- _Problem to solve_
Extract the full set of records that follows, word for word.
****************
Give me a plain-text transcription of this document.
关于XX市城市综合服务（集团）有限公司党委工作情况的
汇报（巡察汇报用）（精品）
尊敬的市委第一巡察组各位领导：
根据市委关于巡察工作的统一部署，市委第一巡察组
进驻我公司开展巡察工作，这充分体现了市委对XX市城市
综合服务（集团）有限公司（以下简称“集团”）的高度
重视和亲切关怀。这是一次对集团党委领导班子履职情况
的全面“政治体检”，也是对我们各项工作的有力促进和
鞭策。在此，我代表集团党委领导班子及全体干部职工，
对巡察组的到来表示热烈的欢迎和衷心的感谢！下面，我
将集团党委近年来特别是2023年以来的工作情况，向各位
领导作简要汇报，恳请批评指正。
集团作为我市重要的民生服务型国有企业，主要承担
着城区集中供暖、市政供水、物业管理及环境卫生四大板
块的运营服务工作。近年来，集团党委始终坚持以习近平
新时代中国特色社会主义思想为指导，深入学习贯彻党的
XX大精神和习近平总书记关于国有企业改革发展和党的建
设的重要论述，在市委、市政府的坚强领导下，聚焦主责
****************
- _Written solution_
Give me a plain-text transcription of this document.
关于XX市城市综合服务（集团）有限公司党委工作情况的
汇报（巡察汇报用）（精品）
尊敬的市委第一巡察组各位领导：
根据市委关于巡察工作的统一部署，市委第一巡察组
进驻我公司开展巡察工作，这充分体现了市委对XX市城市
综合服务（集团）有限公司（以下简称“集团”）的高度
重视和亲切关怀。这是一次对集团党委领导班子履职情况
的全面“政治体检”，也是对我们各项工作的有力促进和
鞭策。在此，我代表集团党委领导班子及全体干部职工，
对巡察组的到来表示热烈的欢迎和衷心的感谢！下面，我
将集团党委近年来特别是2023年以来的工作情况，向各位
领导作简要汇报，恳请批评指正。
集团作为我市重要的民生服务型国有企业，主要承担
着城区集中供暖、市政供水、物业管理及环境卫生四大板
块的运营服务工作。近年来，集团党委始终坚持以习近平
新时代中国特色社会主义思想为指导，深入学习贯彻党的
XX大精神和习近平总书记关于国有企业改革发展和党的建
设的重要论述，在市委、市政府的坚强领导下，聚焦主责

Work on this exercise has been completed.